• **Exercise goal**
Each line that holds the word "sayılı" counts once; report the total and nothing else.

• **Supplied data**
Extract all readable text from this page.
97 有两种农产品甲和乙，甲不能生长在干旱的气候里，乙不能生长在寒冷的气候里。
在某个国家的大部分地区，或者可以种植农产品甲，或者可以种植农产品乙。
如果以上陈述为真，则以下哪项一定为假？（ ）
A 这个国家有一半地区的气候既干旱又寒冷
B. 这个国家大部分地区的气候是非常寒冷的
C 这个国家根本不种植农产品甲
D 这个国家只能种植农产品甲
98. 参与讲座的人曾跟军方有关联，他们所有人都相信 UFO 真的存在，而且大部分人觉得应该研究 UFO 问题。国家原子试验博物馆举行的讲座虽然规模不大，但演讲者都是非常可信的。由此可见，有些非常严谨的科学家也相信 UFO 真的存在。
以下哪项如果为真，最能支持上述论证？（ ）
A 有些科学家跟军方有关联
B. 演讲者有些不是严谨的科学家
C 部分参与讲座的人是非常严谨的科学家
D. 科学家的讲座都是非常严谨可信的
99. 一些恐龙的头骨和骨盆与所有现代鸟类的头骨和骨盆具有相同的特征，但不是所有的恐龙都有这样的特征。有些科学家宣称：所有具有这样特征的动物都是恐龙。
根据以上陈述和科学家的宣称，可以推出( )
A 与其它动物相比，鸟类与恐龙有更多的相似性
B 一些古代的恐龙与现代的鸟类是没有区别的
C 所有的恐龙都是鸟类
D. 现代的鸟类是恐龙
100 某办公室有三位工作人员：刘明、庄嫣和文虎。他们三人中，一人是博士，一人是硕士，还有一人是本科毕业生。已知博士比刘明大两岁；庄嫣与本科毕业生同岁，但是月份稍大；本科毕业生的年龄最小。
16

* * *

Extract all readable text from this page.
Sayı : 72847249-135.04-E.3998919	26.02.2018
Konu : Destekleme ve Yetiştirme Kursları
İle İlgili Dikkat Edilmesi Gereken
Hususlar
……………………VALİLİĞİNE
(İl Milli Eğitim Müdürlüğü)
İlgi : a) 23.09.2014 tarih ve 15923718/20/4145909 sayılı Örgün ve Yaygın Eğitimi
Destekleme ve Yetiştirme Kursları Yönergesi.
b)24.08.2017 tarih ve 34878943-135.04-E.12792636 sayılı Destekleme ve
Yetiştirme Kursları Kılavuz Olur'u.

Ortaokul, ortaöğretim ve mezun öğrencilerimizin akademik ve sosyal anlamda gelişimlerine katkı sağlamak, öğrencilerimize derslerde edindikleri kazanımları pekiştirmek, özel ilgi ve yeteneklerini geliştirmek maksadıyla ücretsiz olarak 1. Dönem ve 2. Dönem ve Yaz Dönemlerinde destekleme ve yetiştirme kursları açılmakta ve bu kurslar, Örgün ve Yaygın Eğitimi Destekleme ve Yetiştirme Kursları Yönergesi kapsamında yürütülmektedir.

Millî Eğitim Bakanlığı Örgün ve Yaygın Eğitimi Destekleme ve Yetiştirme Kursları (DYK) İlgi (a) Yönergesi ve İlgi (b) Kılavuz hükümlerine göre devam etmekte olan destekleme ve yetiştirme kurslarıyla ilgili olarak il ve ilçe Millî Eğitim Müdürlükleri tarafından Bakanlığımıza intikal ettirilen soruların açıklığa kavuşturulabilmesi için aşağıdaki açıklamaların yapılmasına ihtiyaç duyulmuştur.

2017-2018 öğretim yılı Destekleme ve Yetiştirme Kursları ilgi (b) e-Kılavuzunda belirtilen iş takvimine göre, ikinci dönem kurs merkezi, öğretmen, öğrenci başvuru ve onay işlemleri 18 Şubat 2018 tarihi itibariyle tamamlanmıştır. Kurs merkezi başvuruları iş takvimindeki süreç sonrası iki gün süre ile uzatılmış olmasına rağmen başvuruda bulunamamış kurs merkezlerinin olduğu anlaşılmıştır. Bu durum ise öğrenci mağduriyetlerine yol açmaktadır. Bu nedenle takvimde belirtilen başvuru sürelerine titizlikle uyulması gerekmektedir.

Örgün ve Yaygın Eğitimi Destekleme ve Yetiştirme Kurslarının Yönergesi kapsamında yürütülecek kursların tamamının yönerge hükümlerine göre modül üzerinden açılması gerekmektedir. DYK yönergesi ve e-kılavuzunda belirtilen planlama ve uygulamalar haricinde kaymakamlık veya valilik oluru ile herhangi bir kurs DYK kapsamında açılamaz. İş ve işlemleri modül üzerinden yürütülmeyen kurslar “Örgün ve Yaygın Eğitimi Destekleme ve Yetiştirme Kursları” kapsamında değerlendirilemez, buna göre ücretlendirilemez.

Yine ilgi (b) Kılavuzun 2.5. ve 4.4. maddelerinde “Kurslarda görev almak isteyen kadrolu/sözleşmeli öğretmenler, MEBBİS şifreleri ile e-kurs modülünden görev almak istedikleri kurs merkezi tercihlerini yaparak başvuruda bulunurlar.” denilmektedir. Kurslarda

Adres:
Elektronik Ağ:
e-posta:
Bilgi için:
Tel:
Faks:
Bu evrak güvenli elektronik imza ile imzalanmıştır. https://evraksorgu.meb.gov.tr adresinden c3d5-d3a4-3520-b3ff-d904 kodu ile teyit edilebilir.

• **Answer for this exercise**
2